Instructions to follow | Wherever a line holds the string "Csordas", copy that line.

---------- Entries

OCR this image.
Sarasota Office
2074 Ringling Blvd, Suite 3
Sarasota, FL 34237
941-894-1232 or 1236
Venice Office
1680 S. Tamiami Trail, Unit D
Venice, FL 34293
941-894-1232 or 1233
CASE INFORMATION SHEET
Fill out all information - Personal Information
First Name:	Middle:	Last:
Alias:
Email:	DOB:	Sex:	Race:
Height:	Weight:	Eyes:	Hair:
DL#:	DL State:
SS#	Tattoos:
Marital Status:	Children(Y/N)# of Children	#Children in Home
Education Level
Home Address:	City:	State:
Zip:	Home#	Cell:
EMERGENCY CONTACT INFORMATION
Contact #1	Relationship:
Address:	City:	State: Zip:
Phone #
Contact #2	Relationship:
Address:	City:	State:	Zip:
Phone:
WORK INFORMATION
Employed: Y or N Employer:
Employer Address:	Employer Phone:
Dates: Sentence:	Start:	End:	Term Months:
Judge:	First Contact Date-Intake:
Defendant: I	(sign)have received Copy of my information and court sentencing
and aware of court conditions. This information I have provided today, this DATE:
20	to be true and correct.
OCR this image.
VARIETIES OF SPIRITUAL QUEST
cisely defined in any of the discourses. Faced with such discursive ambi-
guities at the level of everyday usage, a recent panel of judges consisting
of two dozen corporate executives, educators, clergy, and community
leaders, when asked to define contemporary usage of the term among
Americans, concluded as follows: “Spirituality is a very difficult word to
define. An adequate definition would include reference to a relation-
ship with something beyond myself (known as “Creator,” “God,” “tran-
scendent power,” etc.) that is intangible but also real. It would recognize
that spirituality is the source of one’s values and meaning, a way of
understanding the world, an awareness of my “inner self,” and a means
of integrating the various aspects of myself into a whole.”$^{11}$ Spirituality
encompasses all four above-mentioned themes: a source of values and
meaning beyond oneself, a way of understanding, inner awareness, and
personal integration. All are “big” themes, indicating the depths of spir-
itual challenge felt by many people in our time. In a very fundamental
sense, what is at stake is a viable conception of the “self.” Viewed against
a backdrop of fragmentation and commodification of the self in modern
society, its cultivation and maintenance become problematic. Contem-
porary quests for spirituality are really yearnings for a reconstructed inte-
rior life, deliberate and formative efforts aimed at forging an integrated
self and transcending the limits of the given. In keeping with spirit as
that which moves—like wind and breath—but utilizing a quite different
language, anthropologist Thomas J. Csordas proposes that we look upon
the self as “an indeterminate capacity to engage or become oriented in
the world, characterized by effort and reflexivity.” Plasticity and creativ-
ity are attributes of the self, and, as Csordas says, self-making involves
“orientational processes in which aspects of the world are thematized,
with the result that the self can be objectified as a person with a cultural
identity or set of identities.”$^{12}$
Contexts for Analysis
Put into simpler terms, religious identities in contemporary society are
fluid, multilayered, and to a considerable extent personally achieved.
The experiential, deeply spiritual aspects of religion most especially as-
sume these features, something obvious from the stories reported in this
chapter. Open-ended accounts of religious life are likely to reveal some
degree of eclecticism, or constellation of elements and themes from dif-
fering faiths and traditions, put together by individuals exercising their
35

--------------------

Output of the task |
language, anthropologist Thomas J. Csordas proposes that we look upon
ity are attributes of the self, and, as Csordas says, self-making involves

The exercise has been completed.